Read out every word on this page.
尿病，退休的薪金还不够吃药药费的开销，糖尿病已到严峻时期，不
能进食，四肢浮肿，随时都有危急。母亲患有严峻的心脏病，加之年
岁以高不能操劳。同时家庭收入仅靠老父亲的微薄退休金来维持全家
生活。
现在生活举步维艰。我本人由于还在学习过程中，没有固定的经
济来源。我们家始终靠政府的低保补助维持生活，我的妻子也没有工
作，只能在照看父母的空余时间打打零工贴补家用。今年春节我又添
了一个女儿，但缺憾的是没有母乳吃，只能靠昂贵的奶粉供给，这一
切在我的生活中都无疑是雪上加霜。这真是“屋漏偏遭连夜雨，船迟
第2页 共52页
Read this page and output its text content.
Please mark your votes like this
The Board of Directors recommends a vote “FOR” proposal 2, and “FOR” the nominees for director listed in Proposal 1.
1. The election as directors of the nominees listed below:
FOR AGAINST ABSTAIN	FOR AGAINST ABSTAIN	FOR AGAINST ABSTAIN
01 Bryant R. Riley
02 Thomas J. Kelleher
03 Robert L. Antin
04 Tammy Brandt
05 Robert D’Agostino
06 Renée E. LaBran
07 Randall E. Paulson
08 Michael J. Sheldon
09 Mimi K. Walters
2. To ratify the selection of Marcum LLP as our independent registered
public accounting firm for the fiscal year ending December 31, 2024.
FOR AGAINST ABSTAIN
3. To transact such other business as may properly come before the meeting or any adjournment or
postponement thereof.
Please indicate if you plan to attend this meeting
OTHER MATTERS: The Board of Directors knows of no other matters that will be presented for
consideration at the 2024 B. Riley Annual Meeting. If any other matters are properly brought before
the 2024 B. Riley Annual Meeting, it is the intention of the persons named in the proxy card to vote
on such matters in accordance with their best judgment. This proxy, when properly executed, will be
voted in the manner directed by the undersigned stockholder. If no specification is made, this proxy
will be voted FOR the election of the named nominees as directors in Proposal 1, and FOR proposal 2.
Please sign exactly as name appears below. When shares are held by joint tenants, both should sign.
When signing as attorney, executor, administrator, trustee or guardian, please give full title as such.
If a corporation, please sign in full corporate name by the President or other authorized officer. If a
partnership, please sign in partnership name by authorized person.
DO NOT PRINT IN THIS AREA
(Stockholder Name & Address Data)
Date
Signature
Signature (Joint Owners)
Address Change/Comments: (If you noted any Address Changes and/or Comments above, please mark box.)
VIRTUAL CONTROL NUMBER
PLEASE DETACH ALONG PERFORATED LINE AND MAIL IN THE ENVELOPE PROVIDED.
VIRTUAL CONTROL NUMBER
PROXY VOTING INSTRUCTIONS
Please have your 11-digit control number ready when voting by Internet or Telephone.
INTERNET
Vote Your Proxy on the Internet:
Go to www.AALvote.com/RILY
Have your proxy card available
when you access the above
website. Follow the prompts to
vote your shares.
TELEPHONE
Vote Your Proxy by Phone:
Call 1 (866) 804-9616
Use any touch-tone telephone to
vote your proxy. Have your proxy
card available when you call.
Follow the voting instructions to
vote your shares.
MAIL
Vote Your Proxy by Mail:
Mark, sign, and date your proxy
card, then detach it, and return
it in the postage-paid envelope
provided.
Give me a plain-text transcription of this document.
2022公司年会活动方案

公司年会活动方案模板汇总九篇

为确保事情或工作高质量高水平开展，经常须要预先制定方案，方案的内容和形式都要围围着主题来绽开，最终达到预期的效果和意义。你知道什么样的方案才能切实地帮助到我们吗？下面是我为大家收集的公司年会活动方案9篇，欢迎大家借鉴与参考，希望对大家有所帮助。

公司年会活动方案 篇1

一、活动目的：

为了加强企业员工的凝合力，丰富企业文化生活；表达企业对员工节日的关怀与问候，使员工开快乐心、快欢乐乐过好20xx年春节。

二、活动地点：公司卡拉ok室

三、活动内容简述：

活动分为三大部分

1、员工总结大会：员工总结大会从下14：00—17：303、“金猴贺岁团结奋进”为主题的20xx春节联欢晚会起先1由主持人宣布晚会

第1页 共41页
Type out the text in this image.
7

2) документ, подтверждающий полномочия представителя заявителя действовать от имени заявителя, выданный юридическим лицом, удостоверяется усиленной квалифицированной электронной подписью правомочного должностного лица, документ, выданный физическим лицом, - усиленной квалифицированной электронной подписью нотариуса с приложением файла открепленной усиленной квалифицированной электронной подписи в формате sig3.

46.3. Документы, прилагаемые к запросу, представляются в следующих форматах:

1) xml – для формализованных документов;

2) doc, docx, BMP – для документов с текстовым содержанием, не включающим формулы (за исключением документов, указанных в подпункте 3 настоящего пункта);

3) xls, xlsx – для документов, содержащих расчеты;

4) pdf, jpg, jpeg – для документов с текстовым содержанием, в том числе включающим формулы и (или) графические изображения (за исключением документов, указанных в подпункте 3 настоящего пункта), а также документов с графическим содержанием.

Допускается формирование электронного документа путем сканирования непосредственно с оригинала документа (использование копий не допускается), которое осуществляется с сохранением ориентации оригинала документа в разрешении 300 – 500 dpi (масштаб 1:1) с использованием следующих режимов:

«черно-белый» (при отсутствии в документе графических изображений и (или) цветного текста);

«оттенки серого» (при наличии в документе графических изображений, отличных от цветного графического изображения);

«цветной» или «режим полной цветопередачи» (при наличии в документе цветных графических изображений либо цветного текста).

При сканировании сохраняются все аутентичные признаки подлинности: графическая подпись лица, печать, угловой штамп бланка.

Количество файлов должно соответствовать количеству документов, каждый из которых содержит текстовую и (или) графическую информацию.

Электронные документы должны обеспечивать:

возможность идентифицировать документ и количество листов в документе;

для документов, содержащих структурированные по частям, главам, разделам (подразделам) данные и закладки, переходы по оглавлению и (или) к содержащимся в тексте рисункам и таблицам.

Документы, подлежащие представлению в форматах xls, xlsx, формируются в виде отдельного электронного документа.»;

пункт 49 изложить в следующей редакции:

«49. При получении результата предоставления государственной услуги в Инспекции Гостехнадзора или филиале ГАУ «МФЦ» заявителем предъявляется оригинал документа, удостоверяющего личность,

> **WHAT YOU ARE ASKED TO DO**
Each record above must be given again exactly.

> **EXPECTED ANSWER**
Read out every word on this page.
尿病，退休的薪金还不够吃药药费的开销，糖尿病已到严峻时期，不
能进食，四肢浮肿，随时都有危急。母亲患有严峻的心脏病，加之年
岁以高不能操劳。同时家庭收入仅靠老父亲的微薄退休金来维持全家
生活。
现在生活举步维艰。我本人由于还在学习过程中，没有固定的经
济来源。我们家始终靠政府的低保补助维持生活，我的妻子也没有工
作，只能在照看父母的空余时间打打零工贴补家用。今年春节我又添
了一个女儿，但缺憾的是没有母乳吃，只能靠昂贵的奶粉供给，这一
切在我的生活中都无疑是雪上加霜。这真是“屋漏偏遭连夜雨，船迟
第2页 共52页
Read this page and output its text content.
Please mark your votes like this
The Board of Directors recommends a vote “FOR” proposal 2, and “FOR” the nominees for director listed in Proposal 1.
1. The election as directors of the nominees listed below:
FOR AGAINST ABSTAIN	FOR AGAINST ABSTAIN	FOR AGAINST ABSTAIN
01 Bryant R. Riley
02 Thomas J. Kelleher
03 Robert L. Antin
04 Tammy Brandt
05 Robert D’Agostino
06 Renée E. LaBran
07 Randall E. Paulson
08 Michael J. Sheldon
09 Mimi K. Walters
2. To ratify the selection of Marcum LLP as our independent registered
public accounting firm for the fiscal year ending December 31, 2024.
FOR AGAINST ABSTAIN
3. To transact such other business as may properly come before the meeting or any adjournment or
postponement thereof.
Please indicate if you plan to attend this meeting
OTHER MATTERS: The Board of Directors knows of no other matters that will be presented for
consideration at the 2024 B. Riley Annual Meeting. If any other matters are properly brought before
the 2024 B. Riley Annual Meeting, it is the intention of the persons named in the proxy card to vote
on such matters in accordance with their best judgment. This proxy, when properly executed, will be
voted in the manner directed by the undersigned stockholder. If no specification is made, this proxy
will be voted FOR the election of the named nominees as directors in Proposal 1, and FOR proposal 2.
Please sign exactly as name appears below. When shares are held by joint tenants, both should sign.
When signing as attorney, executor, administrator, trustee or guardian, please give full title as such.
If a corporation, please sign in full corporate name by the President or other authorized officer. If a
partnership, please sign in partnership name by authorized person.
DO NOT PRINT IN THIS AREA
(Stockholder Name & Address Data)
Date
Signature
Signature (Joint Owners)
Address Change/Comments: (If you noted any Address Changes and/or Comments above, please mark box.)
VIRTUAL CONTROL NUMBER
PLEASE DETACH ALONG PERFORATED LINE AND MAIL IN THE ENVELOPE PROVIDED.
VIRTUAL CONTROL NUMBER
PROXY VOTING INSTRUCTIONS
Please have your 11-digit control number ready when voting by Internet or Telephone.
INTERNET
Vote Your Proxy on the Internet:
Go to www.AALvote.com/RILY
Have your proxy card available
when you access the above
website. Follow the prompts to
vote your shares.
TELEPHONE
Vote Your Proxy by Phone:
Call 1 (866) 804-9616
Use any touch-tone telephone to
vote your proxy. Have your proxy
card available when you call.
Follow the voting instructions to
vote your shares.
MAIL
Vote Your Proxy by Mail:
Mark, sign, and date your proxy
card, then detach it, and return
it in the postage-paid envelope
provided.
Give me a plain-text transcription of this document.
2022公司年会活动方案

公司年会活动方案模板汇总九篇

为确保事情或工作高质量高水平开展，经常须要预先制定方案，方案的内容和形式都要围围着主题来绽开，最终达到预期的效果和意义。你知道什么样的方案才能切实地帮助到我们吗？下面是我为大家收集的公司年会活动方案9篇，欢迎大家借鉴与参考，希望对大家有所帮助。

公司年会活动方案 篇1

一、活动目的：

为了加强企业员工的凝合力，丰富企业文化生活；表达企业对员工节日的关怀与问候，使员工开快乐心、快欢乐乐过好20xx年春节。

二、活动地点：公司卡拉ok室

三、活动内容简述：

活动分为三大部分

1、员工总结大会：员工总结大会从下14：00—17：303、“金猴贺岁团结奋进”为主题的20xx春节联欢晚会起先1由主持人宣布晚会

第1页 共41页
Type out the text in this image.
7

2) документ, подтверждающий полномочия представителя заявителя действовать от имени заявителя, выданный юридическим лицом, удостоверяется усиленной квалифицированной электронной подписью правомочного должностного лица, документ, выданный физическим лицом, - усиленной квалифицированной электронной подписью нотариуса с приложением файла открепленной усиленной квалифицированной электронной подписи в формате sig3.

46.3. Документы, прилагаемые к запросу, представляются в следующих форматах:

1) xml – для формализованных документов;

2) doc, docx, BMP – для документов с текстовым содержанием, не включающим формулы (за исключением документов, указанных в подпункте 3 настоящего пункта);

3) xls, xlsx – для документов, содержащих расчеты;

4) pdf, jpg, jpeg – для документов с текстовым содержанием, в том числе включающим формулы и (или) графические изображения (за исключением документов, указанных в подпункте 3 настоящего пункта), а также документов с графическим содержанием.

Допускается формирование электронного документа путем сканирования непосредственно с оригинала документа (использование копий не допускается), которое осуществляется с сохранением ориентации оригинала документа в разрешении 300 – 500 dpi (масштаб 1:1) с использованием следующих режимов:

«черно-белый» (при отсутствии в документе графических изображений и (или) цветного текста);

«оттенки серого» (при наличии в документе графических изображений, отличных от цветного графического изображения);

«цветной» или «режим полной цветопередачи» (при наличии в документе цветных графических изображений либо цветного текста).

При сканировании сохраняются все аутентичные признаки подлинности: графическая подпись лица, печать, угловой штамп бланка.

Количество файлов должно соответствовать количеству документов, каждый из которых содержит текстовую и (или) графическую информацию.

Электронные документы должны обеспечивать:

возможность идентифицировать документ и количество листов в документе;

для документов, содержащих структурированные по частям, главам, разделам (подразделам) данные и закладки, переходы по оглавлению и (или) к содержащимся в тексте рисункам и таблицам.

Документы, подлежащие представлению в форматах xls, xlsx, формируются в виде отдельного электронного документа.»;

пункт 49 изложить в следующей редакции:

«49. При получении результата предоставления государственной услуги в Инспекции Гостехнадзора или филиале ГАУ «МФЦ» заявителем предъявляется оригинал документа, удостоверяющего личность,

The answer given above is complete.